## Information provided

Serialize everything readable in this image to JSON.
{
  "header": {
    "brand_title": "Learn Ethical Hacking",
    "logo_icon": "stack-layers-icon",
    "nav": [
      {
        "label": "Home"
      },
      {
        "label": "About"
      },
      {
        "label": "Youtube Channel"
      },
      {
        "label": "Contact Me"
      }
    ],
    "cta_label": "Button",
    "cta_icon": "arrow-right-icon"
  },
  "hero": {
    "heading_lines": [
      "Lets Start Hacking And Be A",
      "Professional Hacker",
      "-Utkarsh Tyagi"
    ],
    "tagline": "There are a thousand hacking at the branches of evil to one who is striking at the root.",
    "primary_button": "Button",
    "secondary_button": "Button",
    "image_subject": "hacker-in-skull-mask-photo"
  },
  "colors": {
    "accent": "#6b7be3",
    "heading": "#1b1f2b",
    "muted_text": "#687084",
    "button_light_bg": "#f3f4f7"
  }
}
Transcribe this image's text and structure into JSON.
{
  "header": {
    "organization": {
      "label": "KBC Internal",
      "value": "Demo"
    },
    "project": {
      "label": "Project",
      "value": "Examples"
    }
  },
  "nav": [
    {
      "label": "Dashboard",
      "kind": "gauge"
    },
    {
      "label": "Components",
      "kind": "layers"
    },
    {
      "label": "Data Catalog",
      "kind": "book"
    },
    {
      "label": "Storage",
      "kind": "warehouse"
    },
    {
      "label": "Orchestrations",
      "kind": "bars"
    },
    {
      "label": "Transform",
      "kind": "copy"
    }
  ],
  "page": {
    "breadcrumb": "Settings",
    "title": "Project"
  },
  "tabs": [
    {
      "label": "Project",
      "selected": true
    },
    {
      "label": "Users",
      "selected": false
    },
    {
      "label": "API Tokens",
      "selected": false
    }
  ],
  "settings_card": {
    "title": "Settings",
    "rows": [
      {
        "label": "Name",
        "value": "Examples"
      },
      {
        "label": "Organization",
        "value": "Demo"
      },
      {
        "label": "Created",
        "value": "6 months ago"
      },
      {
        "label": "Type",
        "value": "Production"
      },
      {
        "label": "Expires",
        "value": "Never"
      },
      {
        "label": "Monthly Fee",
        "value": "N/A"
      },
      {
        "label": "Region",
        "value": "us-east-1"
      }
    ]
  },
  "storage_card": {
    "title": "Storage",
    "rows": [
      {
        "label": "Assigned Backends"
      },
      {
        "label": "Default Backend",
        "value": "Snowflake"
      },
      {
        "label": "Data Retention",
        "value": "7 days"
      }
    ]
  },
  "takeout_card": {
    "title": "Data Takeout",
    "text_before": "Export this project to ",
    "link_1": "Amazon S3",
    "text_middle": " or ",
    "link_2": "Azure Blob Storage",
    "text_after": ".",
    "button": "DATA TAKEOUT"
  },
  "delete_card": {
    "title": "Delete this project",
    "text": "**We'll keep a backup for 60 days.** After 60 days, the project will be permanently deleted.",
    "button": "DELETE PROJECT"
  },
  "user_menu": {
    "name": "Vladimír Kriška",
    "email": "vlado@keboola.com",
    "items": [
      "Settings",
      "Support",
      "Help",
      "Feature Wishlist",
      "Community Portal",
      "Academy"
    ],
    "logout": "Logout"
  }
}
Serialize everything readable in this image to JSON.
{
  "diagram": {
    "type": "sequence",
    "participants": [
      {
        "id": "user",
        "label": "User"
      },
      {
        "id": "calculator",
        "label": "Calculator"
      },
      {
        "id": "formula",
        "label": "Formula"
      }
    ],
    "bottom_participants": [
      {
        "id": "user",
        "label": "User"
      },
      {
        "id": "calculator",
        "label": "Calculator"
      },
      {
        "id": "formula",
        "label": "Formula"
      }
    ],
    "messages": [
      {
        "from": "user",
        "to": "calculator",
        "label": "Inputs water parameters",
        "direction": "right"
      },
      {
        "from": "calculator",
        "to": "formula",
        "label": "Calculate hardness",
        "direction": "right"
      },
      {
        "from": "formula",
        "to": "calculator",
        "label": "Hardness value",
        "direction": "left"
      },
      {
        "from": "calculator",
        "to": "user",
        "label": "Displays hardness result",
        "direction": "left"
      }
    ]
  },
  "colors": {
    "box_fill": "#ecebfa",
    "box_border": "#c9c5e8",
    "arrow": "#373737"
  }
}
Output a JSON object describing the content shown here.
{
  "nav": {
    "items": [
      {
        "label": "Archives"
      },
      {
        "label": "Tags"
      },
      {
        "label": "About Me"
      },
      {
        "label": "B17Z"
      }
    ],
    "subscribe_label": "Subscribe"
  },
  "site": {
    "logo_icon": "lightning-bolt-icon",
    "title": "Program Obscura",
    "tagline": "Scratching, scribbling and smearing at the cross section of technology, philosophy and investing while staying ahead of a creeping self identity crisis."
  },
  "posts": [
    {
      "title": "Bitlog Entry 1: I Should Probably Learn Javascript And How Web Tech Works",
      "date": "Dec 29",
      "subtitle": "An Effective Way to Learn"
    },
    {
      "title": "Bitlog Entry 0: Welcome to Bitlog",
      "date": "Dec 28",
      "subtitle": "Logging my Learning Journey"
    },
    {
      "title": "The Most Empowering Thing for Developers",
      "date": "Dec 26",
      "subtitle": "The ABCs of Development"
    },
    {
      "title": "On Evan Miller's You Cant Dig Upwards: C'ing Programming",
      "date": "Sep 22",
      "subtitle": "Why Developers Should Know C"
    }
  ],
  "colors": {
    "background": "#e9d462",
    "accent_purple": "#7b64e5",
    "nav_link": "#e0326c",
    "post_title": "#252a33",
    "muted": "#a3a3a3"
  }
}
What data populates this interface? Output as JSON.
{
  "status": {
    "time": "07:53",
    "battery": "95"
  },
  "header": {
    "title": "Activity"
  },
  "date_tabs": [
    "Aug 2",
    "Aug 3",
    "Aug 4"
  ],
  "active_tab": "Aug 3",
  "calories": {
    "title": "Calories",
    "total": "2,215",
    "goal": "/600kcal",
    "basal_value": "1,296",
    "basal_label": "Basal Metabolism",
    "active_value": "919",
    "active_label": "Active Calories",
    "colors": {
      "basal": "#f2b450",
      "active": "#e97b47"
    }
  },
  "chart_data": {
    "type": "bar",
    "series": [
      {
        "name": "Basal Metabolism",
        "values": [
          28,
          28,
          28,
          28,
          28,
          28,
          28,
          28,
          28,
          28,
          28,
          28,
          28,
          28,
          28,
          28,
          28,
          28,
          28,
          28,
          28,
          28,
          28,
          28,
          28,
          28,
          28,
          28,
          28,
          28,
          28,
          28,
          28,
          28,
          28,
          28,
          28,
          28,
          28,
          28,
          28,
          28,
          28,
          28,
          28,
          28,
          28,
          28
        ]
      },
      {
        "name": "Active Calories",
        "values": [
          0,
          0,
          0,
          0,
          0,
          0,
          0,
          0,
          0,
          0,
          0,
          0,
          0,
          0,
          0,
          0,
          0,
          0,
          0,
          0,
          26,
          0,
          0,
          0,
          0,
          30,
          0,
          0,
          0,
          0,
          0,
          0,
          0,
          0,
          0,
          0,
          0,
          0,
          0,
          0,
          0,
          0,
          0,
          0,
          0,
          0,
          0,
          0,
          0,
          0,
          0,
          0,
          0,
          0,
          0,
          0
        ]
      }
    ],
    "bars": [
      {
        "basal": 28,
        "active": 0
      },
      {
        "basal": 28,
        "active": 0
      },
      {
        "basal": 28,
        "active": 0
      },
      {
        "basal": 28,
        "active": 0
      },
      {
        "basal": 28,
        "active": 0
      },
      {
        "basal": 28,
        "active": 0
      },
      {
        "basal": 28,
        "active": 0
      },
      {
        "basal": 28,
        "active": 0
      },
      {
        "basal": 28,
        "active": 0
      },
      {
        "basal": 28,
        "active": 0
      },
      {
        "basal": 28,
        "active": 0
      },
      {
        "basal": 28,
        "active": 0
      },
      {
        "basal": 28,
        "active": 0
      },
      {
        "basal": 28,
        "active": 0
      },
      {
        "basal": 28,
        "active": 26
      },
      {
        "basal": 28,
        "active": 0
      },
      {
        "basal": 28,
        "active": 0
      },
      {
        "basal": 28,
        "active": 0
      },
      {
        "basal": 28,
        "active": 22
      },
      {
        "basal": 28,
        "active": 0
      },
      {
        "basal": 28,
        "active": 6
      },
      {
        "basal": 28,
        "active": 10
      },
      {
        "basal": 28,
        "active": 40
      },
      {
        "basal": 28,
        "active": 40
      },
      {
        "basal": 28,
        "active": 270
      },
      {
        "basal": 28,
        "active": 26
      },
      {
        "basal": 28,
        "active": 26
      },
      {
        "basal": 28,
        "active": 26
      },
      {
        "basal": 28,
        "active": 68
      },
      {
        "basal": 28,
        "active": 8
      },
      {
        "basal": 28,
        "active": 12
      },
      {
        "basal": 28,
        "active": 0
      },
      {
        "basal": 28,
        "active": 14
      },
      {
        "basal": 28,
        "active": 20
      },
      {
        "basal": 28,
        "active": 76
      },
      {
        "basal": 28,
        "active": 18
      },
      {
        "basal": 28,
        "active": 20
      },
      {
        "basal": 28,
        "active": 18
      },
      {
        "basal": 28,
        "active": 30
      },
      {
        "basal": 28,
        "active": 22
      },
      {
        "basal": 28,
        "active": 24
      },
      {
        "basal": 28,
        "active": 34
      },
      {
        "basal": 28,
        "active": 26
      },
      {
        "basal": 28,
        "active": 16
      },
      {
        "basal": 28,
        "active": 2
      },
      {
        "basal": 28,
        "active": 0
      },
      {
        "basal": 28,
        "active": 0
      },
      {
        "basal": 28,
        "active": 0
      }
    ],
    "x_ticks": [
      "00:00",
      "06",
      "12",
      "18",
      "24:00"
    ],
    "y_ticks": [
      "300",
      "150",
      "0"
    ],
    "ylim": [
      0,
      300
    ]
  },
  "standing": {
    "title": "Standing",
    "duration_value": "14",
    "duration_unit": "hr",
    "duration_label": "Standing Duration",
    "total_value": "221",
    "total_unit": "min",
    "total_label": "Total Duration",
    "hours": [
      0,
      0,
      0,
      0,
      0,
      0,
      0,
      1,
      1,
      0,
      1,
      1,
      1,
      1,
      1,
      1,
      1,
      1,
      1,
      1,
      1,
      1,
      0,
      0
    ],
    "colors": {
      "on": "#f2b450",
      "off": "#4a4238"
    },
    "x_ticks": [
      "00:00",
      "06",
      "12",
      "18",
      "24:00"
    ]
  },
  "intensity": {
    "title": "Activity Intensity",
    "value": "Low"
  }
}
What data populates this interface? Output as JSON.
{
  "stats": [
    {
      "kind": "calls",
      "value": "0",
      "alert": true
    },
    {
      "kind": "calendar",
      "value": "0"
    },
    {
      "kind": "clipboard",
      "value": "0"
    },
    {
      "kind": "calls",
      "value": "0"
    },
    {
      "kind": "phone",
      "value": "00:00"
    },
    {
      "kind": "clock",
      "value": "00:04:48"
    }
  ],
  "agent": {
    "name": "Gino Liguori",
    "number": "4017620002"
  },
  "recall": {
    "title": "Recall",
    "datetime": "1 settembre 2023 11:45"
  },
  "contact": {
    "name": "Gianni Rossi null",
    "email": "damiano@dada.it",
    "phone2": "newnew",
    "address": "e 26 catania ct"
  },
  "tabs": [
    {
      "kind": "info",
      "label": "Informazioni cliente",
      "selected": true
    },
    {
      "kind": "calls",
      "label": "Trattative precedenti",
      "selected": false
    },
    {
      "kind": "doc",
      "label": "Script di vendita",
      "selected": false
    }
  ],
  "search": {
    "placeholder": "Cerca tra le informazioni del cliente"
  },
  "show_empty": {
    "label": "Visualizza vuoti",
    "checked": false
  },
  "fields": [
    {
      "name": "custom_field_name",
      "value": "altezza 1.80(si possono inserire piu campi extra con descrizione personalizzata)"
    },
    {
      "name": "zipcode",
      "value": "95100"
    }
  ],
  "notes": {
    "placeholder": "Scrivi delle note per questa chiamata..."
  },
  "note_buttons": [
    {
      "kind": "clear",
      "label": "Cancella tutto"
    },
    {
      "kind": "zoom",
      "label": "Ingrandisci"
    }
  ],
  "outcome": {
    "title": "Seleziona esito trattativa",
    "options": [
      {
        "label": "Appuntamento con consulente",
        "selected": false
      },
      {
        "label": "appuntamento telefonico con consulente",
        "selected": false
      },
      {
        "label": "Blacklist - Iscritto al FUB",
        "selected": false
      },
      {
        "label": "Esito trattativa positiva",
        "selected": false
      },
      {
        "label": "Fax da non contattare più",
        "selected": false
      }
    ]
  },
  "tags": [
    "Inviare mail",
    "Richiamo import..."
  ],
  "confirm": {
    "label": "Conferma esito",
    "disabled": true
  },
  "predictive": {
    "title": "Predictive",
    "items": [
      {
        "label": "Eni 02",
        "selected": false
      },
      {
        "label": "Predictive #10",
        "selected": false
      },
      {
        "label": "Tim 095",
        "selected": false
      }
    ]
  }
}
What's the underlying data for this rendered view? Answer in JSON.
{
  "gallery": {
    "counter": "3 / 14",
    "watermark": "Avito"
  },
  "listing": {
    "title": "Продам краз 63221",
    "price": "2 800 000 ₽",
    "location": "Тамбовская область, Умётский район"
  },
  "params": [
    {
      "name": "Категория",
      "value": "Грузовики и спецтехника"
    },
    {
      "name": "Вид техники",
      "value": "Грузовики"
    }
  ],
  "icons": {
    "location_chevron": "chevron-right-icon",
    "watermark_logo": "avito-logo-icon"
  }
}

## Problem
Pick out and copy every line that contains the word "Developers".

## Final answer
      "title": "The Most Empowering Thing for Developers",
      "subtitle": "Why Developers Should Know C"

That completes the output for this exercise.